>> START DATASET EXCERPTS
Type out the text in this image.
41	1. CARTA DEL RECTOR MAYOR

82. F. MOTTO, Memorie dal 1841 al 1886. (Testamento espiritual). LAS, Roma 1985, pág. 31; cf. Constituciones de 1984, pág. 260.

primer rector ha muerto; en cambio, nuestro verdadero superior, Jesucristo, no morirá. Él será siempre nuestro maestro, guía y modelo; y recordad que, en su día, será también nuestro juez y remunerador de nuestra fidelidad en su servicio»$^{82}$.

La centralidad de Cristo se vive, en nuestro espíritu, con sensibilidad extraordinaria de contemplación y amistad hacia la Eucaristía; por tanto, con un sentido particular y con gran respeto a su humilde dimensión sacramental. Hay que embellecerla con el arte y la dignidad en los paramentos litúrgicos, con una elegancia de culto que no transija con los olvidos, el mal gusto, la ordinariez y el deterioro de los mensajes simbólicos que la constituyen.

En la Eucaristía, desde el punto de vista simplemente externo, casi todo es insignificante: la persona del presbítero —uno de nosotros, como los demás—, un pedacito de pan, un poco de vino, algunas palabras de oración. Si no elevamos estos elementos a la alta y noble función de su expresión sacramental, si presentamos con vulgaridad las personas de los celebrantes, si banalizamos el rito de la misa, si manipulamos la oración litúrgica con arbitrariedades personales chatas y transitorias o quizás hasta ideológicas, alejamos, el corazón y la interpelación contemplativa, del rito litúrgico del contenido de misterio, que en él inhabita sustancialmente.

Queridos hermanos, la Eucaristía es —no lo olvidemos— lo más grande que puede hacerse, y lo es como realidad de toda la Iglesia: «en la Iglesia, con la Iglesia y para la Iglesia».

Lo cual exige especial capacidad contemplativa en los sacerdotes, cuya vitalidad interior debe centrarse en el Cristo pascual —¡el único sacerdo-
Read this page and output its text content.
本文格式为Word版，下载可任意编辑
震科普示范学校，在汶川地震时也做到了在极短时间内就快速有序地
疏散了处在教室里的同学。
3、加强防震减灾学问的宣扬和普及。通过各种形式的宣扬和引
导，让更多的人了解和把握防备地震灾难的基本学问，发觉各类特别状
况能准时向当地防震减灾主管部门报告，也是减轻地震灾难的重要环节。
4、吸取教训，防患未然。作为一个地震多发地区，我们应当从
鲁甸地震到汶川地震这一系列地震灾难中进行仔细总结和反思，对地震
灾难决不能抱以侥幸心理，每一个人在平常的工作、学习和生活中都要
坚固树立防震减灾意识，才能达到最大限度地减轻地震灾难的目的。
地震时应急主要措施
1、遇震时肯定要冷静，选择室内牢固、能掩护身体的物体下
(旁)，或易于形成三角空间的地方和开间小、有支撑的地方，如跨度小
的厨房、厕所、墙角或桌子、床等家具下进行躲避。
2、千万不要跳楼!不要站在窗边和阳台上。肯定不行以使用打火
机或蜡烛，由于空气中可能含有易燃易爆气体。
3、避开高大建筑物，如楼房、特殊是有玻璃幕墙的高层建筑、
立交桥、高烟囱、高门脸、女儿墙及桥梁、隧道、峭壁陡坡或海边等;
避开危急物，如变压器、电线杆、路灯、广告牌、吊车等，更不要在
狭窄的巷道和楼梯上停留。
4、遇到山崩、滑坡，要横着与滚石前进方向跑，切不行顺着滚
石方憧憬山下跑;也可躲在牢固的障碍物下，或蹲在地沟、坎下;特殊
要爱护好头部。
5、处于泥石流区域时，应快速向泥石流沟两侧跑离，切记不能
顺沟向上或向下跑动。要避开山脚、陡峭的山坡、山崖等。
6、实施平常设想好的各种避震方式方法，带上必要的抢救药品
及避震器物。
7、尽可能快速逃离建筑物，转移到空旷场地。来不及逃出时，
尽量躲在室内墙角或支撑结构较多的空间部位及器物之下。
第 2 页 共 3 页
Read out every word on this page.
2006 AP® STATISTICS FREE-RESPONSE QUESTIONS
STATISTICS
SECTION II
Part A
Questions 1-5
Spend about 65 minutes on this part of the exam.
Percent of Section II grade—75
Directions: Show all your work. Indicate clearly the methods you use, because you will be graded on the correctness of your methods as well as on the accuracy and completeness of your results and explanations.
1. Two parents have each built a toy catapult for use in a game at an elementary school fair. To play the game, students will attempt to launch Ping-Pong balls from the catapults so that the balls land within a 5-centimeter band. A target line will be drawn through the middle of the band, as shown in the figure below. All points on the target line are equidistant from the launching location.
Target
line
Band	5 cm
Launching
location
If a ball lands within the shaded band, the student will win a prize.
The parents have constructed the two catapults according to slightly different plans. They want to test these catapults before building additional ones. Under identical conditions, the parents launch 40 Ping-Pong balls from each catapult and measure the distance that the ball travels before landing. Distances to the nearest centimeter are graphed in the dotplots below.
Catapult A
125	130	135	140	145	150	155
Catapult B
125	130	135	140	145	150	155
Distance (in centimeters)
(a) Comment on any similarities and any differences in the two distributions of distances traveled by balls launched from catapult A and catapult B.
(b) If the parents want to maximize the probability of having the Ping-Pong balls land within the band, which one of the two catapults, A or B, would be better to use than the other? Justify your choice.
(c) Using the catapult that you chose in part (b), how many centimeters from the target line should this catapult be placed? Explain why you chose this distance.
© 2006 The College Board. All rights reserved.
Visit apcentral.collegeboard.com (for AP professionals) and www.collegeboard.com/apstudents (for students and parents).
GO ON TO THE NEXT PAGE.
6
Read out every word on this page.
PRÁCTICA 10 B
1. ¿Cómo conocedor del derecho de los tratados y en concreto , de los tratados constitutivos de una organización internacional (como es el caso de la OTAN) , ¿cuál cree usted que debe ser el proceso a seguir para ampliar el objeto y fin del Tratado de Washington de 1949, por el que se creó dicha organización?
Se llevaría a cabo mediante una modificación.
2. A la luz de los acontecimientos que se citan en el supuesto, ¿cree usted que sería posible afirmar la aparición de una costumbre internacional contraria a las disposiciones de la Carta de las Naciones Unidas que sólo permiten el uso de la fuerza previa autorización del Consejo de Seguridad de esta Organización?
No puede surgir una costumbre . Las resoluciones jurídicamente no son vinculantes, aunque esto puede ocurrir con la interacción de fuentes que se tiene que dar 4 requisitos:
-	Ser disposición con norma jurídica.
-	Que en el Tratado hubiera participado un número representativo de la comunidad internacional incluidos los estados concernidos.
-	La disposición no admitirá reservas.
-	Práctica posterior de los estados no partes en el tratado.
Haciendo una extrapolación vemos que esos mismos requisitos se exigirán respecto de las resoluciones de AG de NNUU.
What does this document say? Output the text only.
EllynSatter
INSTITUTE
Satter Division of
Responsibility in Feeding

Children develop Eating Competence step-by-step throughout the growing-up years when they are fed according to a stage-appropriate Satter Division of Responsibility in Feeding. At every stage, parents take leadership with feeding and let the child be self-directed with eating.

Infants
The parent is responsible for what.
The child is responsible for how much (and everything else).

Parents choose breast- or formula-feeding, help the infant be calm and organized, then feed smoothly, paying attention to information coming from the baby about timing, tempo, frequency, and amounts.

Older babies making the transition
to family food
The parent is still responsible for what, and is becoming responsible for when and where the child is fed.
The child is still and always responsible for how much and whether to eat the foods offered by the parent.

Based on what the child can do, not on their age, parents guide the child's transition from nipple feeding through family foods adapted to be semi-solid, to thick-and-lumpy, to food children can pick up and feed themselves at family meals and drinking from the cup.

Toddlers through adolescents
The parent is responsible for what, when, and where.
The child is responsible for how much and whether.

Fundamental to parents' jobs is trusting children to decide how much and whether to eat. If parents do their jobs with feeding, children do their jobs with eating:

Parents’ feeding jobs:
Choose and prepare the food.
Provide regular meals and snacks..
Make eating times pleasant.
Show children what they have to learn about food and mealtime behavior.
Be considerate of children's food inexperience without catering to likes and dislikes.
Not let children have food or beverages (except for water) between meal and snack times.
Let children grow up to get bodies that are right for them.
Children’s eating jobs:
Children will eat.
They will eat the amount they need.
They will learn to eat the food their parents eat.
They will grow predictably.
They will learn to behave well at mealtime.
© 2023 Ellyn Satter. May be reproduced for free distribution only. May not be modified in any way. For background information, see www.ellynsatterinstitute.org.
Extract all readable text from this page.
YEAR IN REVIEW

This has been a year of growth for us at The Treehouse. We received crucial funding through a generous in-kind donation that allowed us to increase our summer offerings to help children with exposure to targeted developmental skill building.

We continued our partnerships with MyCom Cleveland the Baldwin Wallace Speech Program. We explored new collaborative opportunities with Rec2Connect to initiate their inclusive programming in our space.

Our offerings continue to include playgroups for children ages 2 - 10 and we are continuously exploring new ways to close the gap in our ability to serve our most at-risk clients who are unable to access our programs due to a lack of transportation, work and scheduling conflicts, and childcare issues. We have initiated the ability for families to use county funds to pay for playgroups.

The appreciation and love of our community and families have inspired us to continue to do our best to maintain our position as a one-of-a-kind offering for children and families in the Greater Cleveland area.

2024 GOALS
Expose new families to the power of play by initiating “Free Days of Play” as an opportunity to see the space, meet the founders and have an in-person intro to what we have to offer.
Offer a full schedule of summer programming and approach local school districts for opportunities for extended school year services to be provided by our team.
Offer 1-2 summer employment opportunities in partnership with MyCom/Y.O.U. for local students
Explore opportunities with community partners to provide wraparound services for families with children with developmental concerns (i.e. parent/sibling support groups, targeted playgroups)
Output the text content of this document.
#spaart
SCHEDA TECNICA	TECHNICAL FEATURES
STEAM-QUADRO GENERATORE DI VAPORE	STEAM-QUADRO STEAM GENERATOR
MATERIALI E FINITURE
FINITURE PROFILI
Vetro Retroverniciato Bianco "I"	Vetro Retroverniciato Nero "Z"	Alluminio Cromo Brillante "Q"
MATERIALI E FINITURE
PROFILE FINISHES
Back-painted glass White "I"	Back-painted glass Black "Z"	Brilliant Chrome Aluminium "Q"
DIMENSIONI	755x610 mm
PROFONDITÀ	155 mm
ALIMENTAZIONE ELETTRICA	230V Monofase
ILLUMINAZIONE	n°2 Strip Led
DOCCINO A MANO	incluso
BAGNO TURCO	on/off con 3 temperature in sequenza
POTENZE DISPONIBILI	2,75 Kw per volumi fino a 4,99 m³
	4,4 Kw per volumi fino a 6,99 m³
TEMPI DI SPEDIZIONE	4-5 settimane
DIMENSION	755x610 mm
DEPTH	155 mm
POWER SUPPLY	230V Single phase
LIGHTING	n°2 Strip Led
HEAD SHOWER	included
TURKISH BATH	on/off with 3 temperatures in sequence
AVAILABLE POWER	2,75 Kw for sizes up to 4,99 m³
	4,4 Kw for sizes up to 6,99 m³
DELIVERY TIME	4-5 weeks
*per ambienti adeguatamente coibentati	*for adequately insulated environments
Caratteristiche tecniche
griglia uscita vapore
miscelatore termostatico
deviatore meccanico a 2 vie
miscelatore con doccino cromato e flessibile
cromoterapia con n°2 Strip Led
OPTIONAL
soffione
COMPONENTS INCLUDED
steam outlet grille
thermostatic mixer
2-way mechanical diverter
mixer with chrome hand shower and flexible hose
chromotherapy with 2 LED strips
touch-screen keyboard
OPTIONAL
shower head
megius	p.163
>> END DATASET EXCERPTS
▶ [JOB]: Go through the entries above and pull out each line with "eating" in it.

▶ [ANSWER BELOW]:
Children develop Eating Competence step-by-step throughout the growing-up years when they are fed according to a stage-appropriate Satter Division of Responsibility in Feeding. At every stage, parents take leadership with feeding and let the child be self-directed with eating.
Fundamental to parents' jobs is trusting children to decide how much and whether to eat. If parents do their jobs with feeding, children do their jobs with eating:
Make eating times pleasant.
Children’s eating jobs:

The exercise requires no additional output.